Task goal.
Filter the records below and copy every line containing the word "recipes".

*** Data to process ***

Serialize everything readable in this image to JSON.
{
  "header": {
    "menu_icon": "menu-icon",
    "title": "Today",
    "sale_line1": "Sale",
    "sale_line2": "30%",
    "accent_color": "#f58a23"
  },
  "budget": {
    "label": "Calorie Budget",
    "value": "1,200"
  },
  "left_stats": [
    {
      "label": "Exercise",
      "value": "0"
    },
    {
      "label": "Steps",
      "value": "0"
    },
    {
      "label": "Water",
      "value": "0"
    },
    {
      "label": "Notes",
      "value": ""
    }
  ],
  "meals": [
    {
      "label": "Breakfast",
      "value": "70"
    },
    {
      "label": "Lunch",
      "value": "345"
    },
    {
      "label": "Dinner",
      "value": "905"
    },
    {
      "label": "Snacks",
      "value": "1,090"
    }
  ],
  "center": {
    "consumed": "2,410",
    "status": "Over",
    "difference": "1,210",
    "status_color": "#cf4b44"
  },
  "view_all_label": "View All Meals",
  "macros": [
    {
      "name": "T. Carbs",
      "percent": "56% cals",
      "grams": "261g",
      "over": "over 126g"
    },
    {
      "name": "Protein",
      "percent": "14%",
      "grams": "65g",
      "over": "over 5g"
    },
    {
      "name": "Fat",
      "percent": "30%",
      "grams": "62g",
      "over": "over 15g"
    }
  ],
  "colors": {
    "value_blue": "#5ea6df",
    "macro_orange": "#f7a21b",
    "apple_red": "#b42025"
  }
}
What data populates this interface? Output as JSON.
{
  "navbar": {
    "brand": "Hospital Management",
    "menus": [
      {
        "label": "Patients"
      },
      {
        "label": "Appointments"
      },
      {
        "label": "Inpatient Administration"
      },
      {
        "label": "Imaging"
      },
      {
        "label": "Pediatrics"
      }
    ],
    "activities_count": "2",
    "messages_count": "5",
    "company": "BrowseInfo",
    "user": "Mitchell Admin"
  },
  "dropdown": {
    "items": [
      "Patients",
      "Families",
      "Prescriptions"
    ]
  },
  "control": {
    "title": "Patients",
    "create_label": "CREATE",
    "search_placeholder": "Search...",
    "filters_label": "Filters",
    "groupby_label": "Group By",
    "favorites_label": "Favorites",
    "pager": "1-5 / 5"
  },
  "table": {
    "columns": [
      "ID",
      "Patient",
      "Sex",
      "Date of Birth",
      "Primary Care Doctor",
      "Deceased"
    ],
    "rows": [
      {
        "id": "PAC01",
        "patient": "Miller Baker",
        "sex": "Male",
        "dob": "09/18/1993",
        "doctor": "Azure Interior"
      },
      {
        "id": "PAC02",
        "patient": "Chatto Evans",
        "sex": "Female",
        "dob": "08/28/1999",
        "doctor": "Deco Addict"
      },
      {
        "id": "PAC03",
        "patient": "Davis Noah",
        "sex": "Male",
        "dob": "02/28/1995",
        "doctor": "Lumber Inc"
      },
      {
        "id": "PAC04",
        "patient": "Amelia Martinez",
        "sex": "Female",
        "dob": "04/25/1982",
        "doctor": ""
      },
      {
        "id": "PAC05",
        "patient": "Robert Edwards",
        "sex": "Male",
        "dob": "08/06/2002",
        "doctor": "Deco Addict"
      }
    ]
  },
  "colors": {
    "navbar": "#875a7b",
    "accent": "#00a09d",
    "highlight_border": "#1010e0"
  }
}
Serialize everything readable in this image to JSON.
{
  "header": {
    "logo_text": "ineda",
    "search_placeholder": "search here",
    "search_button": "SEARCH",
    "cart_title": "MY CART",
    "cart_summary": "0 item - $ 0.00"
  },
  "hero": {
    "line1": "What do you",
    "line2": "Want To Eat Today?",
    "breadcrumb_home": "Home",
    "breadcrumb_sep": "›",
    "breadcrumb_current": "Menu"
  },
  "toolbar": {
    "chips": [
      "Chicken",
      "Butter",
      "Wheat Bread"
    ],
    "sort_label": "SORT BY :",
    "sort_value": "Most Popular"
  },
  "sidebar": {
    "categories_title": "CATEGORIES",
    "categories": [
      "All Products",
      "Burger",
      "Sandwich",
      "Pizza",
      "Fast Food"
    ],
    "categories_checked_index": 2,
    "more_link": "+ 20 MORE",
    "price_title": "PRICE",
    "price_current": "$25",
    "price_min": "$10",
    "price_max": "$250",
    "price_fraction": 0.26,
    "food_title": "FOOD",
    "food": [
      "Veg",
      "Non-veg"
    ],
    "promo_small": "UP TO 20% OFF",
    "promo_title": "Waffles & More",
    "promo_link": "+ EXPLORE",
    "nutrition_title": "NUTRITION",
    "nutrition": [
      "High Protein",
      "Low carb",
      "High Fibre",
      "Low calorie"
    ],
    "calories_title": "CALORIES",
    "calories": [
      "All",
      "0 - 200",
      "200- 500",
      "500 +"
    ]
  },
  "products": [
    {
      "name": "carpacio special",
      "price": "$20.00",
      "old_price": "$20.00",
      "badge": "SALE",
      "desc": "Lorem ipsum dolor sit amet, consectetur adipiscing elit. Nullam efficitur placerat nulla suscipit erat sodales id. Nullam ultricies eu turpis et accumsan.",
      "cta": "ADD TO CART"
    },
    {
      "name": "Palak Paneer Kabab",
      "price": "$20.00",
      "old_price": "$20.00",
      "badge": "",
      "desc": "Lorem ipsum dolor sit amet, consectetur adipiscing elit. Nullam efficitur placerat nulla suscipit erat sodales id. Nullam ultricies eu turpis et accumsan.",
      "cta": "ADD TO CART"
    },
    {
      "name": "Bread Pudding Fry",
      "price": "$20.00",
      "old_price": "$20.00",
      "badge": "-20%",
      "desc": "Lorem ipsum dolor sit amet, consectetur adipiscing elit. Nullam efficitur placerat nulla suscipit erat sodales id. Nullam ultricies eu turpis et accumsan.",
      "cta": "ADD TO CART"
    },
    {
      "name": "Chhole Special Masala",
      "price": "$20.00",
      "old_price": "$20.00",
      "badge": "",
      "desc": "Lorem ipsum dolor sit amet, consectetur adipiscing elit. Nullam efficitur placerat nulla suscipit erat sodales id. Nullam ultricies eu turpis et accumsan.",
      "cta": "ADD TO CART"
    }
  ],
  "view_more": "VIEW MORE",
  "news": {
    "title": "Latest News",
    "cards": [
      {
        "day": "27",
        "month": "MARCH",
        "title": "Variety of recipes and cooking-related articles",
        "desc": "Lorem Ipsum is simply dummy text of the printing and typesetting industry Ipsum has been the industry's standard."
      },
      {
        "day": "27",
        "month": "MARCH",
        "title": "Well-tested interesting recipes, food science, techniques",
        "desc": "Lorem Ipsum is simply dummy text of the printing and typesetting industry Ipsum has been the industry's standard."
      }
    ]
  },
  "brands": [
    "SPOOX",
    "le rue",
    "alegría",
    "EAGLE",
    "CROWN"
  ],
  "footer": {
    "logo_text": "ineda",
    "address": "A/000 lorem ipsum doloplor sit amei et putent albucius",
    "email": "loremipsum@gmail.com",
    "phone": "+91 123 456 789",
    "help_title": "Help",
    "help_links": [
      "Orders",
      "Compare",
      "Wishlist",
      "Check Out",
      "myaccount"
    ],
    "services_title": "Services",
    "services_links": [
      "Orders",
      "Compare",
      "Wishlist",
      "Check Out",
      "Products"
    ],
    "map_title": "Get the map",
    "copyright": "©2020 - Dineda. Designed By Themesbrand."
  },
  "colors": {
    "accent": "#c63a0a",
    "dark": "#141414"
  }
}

*** End of Data to process ***

Answer to this problem.
        "title": "Variety of recipes and cooking-related articles",
        "title": "Well-tested interesting recipes, food science, techniques",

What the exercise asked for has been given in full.